→ Task directions
Below is a block of records; repeat each one exactly.

→ Data records
((
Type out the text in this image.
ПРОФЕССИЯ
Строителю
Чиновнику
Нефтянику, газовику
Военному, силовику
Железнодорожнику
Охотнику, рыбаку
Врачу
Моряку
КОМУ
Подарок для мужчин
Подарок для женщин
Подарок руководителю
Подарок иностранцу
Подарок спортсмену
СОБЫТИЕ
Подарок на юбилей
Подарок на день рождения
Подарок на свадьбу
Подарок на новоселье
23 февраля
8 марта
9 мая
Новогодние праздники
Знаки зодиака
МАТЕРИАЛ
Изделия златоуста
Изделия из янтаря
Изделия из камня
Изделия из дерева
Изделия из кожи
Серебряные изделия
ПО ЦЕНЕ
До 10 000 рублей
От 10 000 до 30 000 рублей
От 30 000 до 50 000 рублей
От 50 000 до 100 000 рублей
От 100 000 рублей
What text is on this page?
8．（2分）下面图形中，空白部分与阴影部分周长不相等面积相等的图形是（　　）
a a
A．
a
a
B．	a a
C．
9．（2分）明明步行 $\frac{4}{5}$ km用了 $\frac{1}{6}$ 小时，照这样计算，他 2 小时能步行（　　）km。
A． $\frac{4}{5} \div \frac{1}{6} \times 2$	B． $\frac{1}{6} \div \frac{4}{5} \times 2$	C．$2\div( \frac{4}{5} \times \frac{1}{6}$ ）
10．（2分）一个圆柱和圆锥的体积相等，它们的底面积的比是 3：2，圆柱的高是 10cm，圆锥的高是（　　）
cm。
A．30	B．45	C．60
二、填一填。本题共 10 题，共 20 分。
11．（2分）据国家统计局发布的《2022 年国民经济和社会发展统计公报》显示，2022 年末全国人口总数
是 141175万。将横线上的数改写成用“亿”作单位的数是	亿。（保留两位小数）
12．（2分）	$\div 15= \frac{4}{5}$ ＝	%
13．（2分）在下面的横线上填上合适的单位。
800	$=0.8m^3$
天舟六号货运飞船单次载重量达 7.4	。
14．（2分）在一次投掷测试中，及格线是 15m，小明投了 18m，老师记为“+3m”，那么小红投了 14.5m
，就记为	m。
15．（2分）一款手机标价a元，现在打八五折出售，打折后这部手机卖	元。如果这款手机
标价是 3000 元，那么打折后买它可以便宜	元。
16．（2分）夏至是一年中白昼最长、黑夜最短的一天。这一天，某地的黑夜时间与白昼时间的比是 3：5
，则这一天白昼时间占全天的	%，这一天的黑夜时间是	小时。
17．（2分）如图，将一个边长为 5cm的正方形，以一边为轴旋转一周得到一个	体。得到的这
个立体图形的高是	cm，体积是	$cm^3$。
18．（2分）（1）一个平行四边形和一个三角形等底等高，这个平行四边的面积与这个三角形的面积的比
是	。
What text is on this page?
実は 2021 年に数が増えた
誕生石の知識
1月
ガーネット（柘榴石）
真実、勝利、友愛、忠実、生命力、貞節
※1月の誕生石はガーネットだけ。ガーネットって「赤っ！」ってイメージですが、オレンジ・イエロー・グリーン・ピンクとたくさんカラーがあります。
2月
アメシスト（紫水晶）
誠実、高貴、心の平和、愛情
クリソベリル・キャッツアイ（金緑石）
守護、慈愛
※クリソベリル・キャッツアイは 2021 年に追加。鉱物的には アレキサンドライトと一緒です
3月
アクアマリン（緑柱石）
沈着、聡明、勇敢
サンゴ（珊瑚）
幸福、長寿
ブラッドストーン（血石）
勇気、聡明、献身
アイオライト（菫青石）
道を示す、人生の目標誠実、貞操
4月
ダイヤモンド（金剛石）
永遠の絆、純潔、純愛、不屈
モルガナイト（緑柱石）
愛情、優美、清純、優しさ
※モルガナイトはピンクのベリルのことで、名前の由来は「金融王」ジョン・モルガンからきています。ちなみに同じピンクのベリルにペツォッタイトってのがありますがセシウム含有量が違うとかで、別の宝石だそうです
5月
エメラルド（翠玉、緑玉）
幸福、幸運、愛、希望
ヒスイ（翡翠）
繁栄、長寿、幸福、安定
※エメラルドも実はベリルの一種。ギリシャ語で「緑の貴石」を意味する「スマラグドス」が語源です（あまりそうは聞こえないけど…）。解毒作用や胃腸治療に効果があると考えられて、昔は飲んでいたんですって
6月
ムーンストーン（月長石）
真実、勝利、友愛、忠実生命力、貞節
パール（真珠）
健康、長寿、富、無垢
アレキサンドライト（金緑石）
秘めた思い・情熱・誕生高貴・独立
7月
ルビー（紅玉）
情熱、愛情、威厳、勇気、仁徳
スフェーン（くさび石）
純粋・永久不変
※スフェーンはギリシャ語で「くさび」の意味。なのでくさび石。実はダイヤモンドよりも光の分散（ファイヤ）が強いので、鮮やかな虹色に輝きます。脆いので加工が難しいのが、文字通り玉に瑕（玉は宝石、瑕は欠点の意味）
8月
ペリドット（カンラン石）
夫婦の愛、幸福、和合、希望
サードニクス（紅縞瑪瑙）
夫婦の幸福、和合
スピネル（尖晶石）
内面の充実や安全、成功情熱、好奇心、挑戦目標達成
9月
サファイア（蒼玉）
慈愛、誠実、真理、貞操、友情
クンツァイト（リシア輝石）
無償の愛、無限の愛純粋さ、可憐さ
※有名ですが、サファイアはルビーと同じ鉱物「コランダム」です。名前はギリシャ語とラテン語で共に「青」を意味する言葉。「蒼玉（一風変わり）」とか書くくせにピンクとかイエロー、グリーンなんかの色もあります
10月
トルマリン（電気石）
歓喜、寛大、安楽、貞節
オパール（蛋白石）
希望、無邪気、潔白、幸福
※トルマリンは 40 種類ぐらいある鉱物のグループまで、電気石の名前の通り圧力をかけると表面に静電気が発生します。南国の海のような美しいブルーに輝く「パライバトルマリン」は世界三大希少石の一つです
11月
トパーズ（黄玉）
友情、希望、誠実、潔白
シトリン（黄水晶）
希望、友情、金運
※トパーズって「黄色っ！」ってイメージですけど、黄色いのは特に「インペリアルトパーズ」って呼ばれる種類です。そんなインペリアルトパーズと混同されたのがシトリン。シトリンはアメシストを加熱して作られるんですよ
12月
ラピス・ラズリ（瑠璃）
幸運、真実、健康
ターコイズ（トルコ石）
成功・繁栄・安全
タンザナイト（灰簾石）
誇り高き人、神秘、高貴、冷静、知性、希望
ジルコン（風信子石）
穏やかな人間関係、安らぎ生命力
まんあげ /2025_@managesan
))
→ The output
Type out the text in this image.
ПРОФЕССИЯ
Строителю
Чиновнику
Нефтянику, газовику
Военному, силовику
Железнодорожнику
Охотнику, рыбаку
Врачу
Моряку
КОМУ
Подарок для мужчин
Подарок для женщин
Подарок руководителю
Подарок иностранцу
Подарок спортсмену
СОБЫТИЕ
Подарок на юбилей
Подарок на день рождения
Подарок на свадьбу
Подарок на новоселье
23 февраля
8 марта
9 мая
Новогодние праздники
Знаки зодиака
МАТЕРИАЛ
Изделия златоуста
Изделия из янтаря
Изделия из камня
Изделия из дерева
Изделия из кожи
Серебряные изделия
ПО ЦЕНЕ
До 10 000 рублей
От 10 000 до 30 000 рублей
От 30 000 до 50 000 рублей
От 50 000 до 100 000 рублей
От 100 000 рублей
What text is on this page?
8．（2分）下面图形中，空白部分与阴影部分周长不相等面积相等的图形是（　　）
a a
A．
a
a
B．	a a
C．
9．（2分）明明步行 $\frac{4}{5}$ km用了 $\frac{1}{6}$ 小时，照这样计算，他 2 小时能步行（　　）km。
A． $\frac{4}{5} \div \frac{1}{6} \times 2$	B． $\frac{1}{6} \div \frac{4}{5} \times 2$	C．$2\div( \frac{4}{5} \times \frac{1}{6}$ ）
10．（2分）一个圆柱和圆锥的体积相等，它们的底面积的比是 3：2，圆柱的高是 10cm，圆锥的高是（　　）
cm。
A．30	B．45	C．60
二、填一填。本题共 10 题，共 20 分。
11．（2分）据国家统计局发布的《2022 年国民经济和社会发展统计公报》显示，2022 年末全国人口总数
是 141175万。将横线上的数改写成用“亿”作单位的数是	亿。（保留两位小数）
12．（2分）	$\div 15= \frac{4}{5}$ ＝	%
13．（2分）在下面的横线上填上合适的单位。
800	$=0.8m^3$
天舟六号货运飞船单次载重量达 7.4	。
14．（2分）在一次投掷测试中，及格线是 15m，小明投了 18m，老师记为“+3m”，那么小红投了 14.5m
，就记为	m。
15．（2分）一款手机标价a元，现在打八五折出售，打折后这部手机卖	元。如果这款手机
标价是 3000 元，那么打折后买它可以便宜	元。
16．（2分）夏至是一年中白昼最长、黑夜最短的一天。这一天，某地的黑夜时间与白昼时间的比是 3：5
，则这一天白昼时间占全天的	%，这一天的黑夜时间是	小时。
17．（2分）如图，将一个边长为 5cm的正方形，以一边为轴旋转一周得到一个	体。得到的这
个立体图形的高是	cm，体积是	$cm^3$。
18．（2分）（1）一个平行四边形和一个三角形等底等高，这个平行四边的面积与这个三角形的面积的比
是	。
What text is on this page?
実は 2021 年に数が増えた
誕生石の知識
1月
ガーネット（柘榴石）
真実、勝利、友愛、忠実、生命力、貞節
※1月の誕生石はガーネットだけ。ガーネットって「赤っ！」ってイメージですが、オレンジ・イエロー・グリーン・ピンクとたくさんカラーがあります。
2月
アメシスト（紫水晶）
誠実、高貴、心の平和、愛情
クリソベリル・キャッツアイ（金緑石）
守護、慈愛
※クリソベリル・キャッツアイは 2021 年に追加。鉱物的には アレキサンドライトと一緒です
3月
アクアマリン（緑柱石）
沈着、聡明、勇敢
サンゴ（珊瑚）
幸福、長寿
ブラッドストーン（血石）
勇気、聡明、献身
アイオライト（菫青石）
道を示す、人生の目標誠実、貞操
4月
ダイヤモンド（金剛石）
永遠の絆、純潔、純愛、不屈
モルガナイト（緑柱石）
愛情、優美、清純、優しさ
※モルガナイトはピンクのベリルのことで、名前の由来は「金融王」ジョン・モルガンからきています。ちなみに同じピンクのベリルにペツォッタイトってのがありますがセシウム含有量が違うとかで、別の宝石だそうです
5月
エメラルド（翠玉、緑玉）
幸福、幸運、愛、希望
ヒスイ（翡翠）
繁栄、長寿、幸福、安定
※エメラルドも実はベリルの一種。ギリシャ語で「緑の貴石」を意味する「スマラグドス」が語源です（あまりそうは聞こえないけど…）。解毒作用や胃腸治療に効果があると考えられて、昔は飲んでいたんですって
6月
ムーンストーン（月長石）
真実、勝利、友愛、忠実生命力、貞節
パール（真珠）
健康、長寿、富、無垢
アレキサンドライト（金緑石）
秘めた思い・情熱・誕生高貴・独立
7月
ルビー（紅玉）
情熱、愛情、威厳、勇気、仁徳
スフェーン（くさび石）
純粋・永久不変
※スフェーンはギリシャ語で「くさび」の意味。なのでくさび石。実はダイヤモンドよりも光の分散（ファイヤ）が強いので、鮮やかな虹色に輝きます。脆いので加工が難しいのが、文字通り玉に瑕（玉は宝石、瑕は欠点の意味）
8月
ペリドット（カンラン石）
夫婦の愛、幸福、和合、希望
サードニクス（紅縞瑪瑙）
夫婦の幸福、和合
スピネル（尖晶石）
内面の充実や安全、成功情熱、好奇心、挑戦目標達成
9月
サファイア（蒼玉）
慈愛、誠実、真理、貞操、友情
クンツァイト（リシア輝石）
無償の愛、無限の愛純粋さ、可憐さ
※有名ですが、サファイアはルビーと同じ鉱物「コランダム」です。名前はギリシャ語とラテン語で共に「青」を意味する言葉。「蒼玉（一風変わり）」とか書くくせにピンクとかイエロー、グリーンなんかの色もあります
10月
トルマリン（電気石）
歓喜、寛大、安楽、貞節
オパール（蛋白石）
希望、無邪気、潔白、幸福
※トルマリンは 40 種類ぐらいある鉱物のグループまで、電気石の名前の通り圧力をかけると表面に静電気が発生します。南国の海のような美しいブルーに輝く「パライバトルマリン」は世界三大希少石の一つです
11月
トパーズ（黄玉）
友情、希望、誠実、潔白
シトリン（黄水晶）
希望、友情、金運
※トパーズって「黄色っ！」ってイメージですけど、黄色いのは特に「インペリアルトパーズ」って呼ばれる種類です。そんなインペリアルトパーズと混同されたのがシトリン。シトリンはアメシストを加熱して作られるんですよ
12月
ラピス・ラズリ（瑠璃）
幸運、真実、健康
ターコイズ（トルコ石）
成功・繁栄・安全
タンザナイト（灰簾石）
誇り高き人、神秘、高貴、冷静、知性、希望
ジルコン（風信子石）
穏やかな人間関係、安らぎ生命力
まんあげ /2025_@managesan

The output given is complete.